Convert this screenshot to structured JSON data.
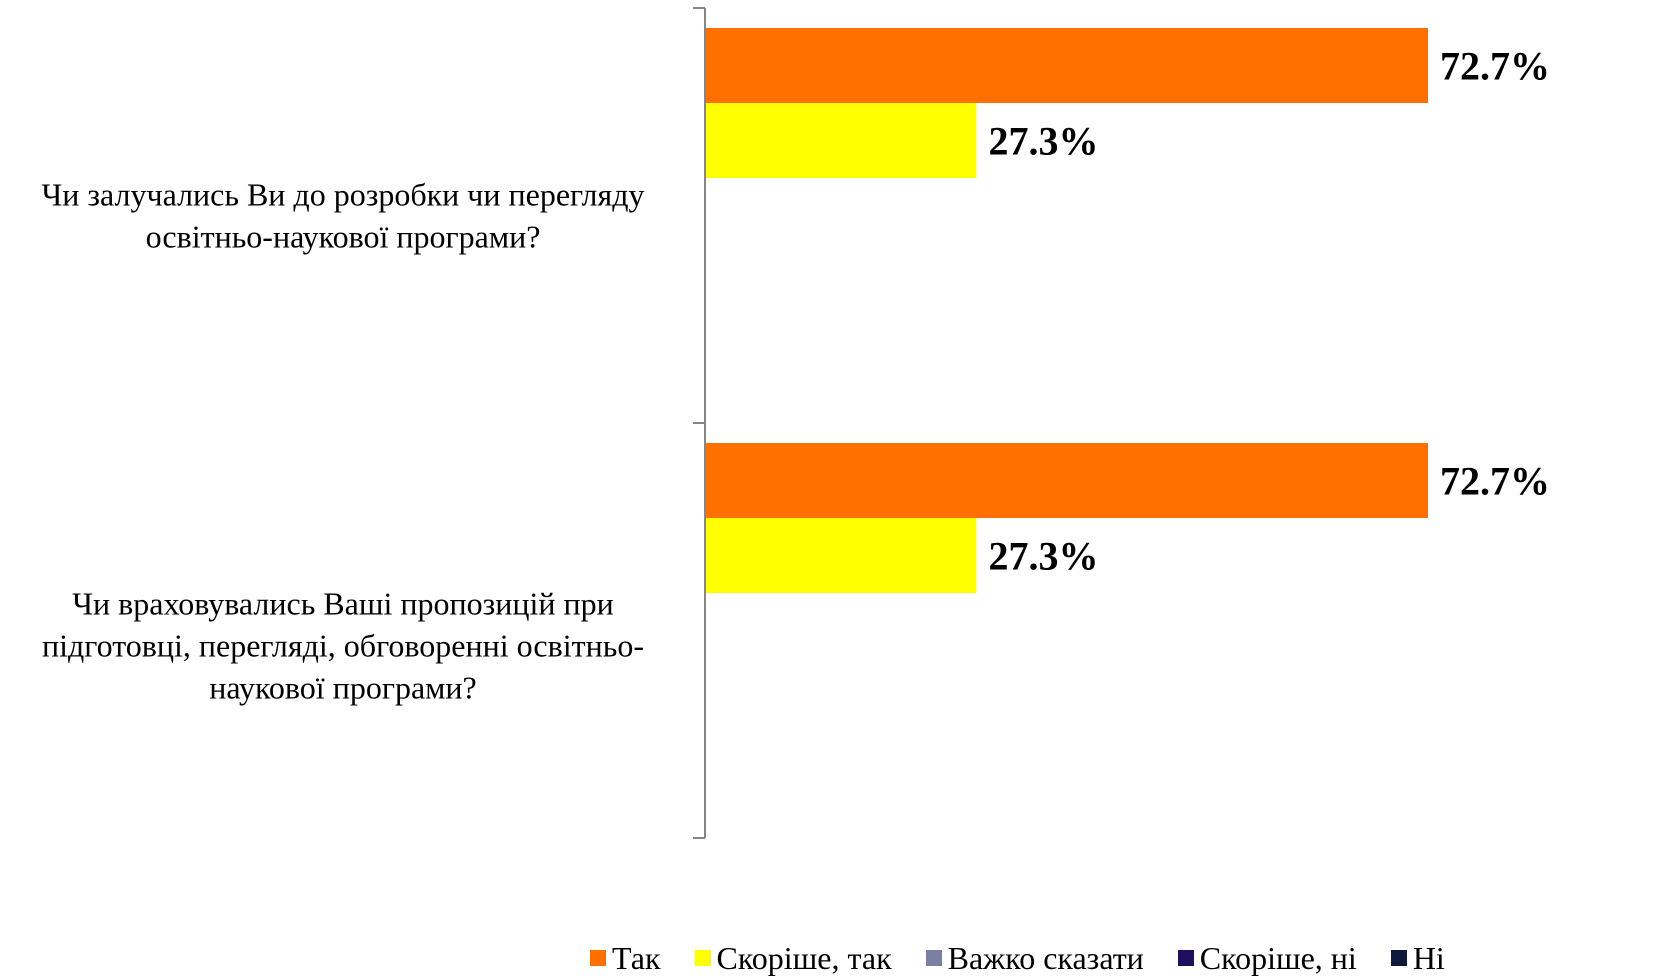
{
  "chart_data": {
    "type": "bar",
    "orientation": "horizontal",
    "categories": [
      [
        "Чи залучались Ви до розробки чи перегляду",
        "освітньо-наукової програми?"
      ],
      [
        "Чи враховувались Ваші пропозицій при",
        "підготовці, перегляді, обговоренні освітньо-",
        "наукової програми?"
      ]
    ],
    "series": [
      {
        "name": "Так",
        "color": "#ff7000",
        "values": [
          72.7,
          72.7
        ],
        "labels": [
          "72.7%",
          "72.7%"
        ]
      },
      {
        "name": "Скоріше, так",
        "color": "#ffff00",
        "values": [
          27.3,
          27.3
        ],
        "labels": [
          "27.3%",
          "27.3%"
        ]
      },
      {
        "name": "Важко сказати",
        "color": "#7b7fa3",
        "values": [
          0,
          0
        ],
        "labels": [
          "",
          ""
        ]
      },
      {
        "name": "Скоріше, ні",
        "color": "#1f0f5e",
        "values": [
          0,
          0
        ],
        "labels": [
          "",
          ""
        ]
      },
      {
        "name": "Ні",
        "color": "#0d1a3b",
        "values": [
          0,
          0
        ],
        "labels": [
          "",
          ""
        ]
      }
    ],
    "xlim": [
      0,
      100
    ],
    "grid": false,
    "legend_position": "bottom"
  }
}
= = = = =
WHAT THE TASK REQUIRES: Your task is to reproduce all of the material exactly. The pictures stay out.

SOLVED PROBLEM:
Convert this screenshot to structured JSON data.
{
  "chart_data": {
    "type": "bar",
    "orientation": "horizontal",
    "categories": [
      [
        "Чи залучались Ви до розробки чи перегляду",
        "освітньо-наукової програми?"
      ],
      [
        "Чи враховувались Ваші пропозицій при",
        "підготовці, перегляді, обговоренні освітньо-",
        "наукової програми?"
      ]
    ],
    "series": [
      {
        "name": "Так",
        "color": "#ff7000",
        "values": [
          72.7,
          72.7
        ],
        "labels": [
          "72.7%",
          "72.7%"
        ]
      },
      {
        "name": "Скоріше, так",
        "color": "#ffff00",
        "values": [
          27.3,
          27.3
        ],
        "labels": [
          "27.3%",
          "27.3%"
        ]
      },
      {
        "name": "Важко сказати",
        "color": "#7b7fa3",
        "values": [
          0,
          0
        ],
        "labels": [
          "",
          ""
        ]
      },
      {
        "name": "Скоріше, ні",
        "color": "#1f0f5e",
        "values": [
          0,
          0
        ],
        "labels": [
          "",
          ""
        ]
      },
      {
        "name": "Ні",
        "color": "#0d1a3b",
        "values": [
          0,
          0
        ],
        "labels": [
          "",
          ""
        ]
      }
    ],
    "xlim": [
      0,
      100
    ],
    "grid": false,
    "legend_position": "bottom"
  }
}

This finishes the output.